---------- RECORDS FOR THIS TASK
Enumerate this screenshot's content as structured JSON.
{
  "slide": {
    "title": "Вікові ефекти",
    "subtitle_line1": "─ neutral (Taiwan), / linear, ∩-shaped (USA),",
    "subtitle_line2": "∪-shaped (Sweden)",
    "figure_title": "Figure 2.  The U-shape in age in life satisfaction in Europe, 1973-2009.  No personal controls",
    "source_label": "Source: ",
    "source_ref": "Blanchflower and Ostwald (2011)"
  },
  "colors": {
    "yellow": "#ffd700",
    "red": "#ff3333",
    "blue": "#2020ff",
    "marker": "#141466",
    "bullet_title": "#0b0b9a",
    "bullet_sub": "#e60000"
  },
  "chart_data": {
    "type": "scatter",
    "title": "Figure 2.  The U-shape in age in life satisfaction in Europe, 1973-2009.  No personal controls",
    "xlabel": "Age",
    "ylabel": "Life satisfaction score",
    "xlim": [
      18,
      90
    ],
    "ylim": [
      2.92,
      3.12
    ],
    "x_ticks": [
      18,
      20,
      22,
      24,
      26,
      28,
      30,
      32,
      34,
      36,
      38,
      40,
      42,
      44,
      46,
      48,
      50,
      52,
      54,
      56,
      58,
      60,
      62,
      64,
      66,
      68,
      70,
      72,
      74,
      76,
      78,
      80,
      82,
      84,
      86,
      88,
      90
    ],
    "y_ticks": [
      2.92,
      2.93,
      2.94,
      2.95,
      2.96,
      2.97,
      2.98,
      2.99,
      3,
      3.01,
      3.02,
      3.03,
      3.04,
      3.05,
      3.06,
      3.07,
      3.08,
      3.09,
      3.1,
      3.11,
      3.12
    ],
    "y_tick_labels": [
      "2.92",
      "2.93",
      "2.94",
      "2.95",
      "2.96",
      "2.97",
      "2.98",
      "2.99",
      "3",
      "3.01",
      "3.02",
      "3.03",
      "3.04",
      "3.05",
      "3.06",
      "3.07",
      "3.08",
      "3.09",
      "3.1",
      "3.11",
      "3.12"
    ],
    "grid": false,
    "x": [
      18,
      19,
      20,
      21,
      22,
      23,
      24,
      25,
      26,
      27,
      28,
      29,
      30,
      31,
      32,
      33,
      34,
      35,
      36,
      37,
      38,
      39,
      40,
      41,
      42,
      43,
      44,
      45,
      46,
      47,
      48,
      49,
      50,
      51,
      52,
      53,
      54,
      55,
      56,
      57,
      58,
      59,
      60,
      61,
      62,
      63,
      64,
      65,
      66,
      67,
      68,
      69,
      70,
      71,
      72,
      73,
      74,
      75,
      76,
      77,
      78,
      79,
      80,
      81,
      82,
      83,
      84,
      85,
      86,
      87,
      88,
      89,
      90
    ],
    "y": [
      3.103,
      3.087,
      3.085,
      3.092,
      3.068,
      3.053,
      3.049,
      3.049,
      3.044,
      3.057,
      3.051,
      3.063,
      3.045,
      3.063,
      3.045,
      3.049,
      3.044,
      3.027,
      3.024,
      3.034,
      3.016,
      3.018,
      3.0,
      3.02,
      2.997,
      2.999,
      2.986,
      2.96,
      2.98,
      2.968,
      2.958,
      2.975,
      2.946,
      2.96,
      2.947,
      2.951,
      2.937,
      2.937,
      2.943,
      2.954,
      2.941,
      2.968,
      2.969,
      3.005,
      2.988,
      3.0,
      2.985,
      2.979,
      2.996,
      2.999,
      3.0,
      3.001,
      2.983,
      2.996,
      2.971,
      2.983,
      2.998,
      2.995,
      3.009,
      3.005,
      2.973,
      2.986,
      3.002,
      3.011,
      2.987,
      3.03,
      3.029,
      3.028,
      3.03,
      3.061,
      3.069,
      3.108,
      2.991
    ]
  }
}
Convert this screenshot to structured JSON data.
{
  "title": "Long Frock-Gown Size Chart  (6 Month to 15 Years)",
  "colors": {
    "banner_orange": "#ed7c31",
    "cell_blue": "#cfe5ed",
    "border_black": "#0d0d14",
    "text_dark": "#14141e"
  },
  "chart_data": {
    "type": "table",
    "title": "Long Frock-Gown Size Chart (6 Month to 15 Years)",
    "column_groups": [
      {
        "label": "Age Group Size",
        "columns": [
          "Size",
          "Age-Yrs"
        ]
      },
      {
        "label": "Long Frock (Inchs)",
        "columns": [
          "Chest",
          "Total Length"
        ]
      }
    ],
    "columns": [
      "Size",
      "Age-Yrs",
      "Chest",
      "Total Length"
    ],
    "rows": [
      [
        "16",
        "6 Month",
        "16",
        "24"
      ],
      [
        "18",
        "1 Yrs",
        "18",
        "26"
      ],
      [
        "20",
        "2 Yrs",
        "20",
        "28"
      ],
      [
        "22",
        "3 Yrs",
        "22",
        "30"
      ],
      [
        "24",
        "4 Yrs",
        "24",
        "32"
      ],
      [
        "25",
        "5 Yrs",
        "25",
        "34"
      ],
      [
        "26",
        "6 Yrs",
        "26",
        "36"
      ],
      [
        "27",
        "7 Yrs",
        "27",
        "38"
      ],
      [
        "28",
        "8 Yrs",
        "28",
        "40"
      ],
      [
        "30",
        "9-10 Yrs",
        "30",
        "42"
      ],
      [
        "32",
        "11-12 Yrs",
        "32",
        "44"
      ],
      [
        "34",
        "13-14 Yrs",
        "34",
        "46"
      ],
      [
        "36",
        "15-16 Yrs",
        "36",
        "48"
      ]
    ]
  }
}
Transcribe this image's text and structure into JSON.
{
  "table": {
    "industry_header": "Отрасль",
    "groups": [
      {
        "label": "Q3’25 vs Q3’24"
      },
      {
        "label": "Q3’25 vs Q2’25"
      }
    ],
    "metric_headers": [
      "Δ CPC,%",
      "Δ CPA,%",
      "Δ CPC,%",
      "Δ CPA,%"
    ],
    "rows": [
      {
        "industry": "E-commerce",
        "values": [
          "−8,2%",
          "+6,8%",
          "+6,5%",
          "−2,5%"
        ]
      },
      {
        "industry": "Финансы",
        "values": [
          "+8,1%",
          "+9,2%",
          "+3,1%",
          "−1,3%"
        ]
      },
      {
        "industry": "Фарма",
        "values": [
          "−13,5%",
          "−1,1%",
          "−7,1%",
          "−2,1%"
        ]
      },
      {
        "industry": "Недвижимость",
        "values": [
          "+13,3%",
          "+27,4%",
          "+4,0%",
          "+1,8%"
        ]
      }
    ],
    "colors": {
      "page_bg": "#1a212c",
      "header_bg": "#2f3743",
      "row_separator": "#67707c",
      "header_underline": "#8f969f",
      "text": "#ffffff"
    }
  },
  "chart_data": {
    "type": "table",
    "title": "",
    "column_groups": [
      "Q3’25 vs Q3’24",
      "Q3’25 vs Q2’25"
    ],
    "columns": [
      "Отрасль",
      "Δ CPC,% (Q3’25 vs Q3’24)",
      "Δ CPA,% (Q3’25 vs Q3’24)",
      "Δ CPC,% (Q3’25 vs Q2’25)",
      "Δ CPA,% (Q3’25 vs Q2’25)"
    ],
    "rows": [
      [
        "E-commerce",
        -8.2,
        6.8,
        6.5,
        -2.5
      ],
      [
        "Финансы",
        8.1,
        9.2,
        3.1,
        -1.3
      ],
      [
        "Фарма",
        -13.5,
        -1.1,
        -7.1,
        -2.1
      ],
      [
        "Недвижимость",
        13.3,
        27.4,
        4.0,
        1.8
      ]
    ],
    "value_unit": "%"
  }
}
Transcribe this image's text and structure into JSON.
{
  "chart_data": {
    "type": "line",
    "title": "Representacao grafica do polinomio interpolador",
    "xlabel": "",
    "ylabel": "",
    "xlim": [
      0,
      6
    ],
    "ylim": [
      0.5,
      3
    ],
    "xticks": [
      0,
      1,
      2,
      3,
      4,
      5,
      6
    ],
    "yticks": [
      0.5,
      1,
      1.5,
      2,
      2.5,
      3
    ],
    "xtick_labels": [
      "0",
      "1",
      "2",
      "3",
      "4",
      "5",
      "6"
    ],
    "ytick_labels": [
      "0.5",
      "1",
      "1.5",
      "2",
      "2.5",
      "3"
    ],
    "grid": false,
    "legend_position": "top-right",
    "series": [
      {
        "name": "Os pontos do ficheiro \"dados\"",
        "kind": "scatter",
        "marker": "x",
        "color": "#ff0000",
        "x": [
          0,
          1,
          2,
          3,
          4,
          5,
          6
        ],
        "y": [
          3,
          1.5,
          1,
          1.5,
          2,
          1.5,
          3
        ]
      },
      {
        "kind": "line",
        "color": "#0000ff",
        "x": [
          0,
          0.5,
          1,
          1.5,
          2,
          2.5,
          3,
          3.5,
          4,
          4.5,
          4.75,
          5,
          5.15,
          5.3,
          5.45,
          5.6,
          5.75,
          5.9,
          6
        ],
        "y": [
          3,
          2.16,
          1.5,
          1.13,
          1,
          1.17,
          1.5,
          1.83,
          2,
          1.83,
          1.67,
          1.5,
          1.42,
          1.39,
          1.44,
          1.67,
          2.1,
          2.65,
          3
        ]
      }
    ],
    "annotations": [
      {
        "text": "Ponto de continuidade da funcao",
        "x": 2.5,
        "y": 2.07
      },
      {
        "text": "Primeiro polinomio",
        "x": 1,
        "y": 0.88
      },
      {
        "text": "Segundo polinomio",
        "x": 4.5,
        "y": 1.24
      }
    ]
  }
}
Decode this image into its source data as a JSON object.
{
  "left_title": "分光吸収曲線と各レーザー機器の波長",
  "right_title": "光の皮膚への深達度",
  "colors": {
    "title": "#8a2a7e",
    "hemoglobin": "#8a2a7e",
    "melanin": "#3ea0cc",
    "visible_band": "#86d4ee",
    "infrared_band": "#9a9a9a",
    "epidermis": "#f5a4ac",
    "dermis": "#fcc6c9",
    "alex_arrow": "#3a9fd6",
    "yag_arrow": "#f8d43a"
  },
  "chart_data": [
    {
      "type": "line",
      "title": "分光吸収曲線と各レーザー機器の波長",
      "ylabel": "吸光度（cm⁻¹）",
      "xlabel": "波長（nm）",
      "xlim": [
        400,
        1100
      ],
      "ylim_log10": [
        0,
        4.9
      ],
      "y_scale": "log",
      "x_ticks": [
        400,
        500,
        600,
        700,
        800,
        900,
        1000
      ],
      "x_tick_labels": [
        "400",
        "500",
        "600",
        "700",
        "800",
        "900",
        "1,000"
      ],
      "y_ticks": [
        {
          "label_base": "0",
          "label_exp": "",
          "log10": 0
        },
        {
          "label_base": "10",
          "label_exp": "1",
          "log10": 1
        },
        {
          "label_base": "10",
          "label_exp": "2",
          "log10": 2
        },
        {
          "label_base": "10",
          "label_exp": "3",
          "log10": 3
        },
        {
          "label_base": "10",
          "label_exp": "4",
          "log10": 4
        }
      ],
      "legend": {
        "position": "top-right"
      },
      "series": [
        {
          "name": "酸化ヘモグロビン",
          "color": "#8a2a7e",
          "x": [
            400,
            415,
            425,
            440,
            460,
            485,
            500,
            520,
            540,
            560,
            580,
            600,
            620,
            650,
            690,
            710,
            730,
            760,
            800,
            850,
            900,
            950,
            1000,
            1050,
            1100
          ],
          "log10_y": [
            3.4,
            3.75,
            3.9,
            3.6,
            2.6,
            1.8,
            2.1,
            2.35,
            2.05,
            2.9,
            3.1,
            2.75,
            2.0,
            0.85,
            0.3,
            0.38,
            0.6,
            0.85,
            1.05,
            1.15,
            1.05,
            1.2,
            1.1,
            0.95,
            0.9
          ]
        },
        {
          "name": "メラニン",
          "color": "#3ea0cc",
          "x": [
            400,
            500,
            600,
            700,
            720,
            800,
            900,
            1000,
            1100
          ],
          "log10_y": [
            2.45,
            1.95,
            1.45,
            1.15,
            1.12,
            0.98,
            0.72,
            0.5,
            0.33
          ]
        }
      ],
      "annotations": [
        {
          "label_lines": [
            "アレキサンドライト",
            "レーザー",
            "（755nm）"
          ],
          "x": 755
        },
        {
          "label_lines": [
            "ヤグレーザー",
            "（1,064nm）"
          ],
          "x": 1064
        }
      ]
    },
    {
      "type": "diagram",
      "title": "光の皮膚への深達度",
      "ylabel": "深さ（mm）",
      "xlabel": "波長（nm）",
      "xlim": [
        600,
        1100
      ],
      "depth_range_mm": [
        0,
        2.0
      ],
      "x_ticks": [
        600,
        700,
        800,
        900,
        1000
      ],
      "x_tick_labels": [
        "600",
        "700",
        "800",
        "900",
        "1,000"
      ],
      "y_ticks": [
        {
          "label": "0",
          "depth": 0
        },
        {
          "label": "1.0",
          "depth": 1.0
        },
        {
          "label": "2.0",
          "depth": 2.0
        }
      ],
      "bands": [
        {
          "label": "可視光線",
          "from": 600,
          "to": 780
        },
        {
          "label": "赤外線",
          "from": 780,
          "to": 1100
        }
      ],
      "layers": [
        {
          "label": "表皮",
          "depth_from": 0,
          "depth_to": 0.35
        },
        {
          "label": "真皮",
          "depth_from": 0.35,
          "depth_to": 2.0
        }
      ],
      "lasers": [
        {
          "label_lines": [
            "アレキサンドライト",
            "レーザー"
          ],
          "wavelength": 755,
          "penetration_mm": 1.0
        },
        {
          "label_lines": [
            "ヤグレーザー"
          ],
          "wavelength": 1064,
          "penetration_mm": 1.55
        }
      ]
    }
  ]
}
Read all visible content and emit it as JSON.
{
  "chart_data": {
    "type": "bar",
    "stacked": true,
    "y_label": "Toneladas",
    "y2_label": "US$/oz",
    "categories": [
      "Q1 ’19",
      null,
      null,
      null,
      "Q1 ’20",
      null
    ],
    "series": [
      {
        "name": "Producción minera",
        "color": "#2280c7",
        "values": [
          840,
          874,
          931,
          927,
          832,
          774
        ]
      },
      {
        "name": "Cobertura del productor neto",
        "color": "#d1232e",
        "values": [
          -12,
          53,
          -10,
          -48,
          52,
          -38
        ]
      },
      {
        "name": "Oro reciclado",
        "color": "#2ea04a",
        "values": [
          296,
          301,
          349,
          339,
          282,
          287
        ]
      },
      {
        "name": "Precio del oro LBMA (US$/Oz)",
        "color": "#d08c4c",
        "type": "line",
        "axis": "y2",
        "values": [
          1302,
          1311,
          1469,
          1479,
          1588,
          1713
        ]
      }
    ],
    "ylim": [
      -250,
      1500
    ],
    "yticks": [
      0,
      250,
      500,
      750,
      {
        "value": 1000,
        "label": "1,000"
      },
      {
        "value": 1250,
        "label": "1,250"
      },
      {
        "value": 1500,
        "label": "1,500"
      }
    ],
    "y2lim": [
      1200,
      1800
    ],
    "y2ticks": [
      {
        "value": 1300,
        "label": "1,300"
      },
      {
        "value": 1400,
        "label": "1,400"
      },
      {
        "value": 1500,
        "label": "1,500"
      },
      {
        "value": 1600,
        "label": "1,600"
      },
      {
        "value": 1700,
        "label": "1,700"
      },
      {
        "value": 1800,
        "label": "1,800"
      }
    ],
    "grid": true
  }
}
--------------------
▸ SHORT PROBLEM: From the listing above, collect every line that mentions the word "screenshot".

▸ COMPLETED TASK:
Enumerate this screenshot's content as structured JSON.
Convert this screenshot to structured JSON data.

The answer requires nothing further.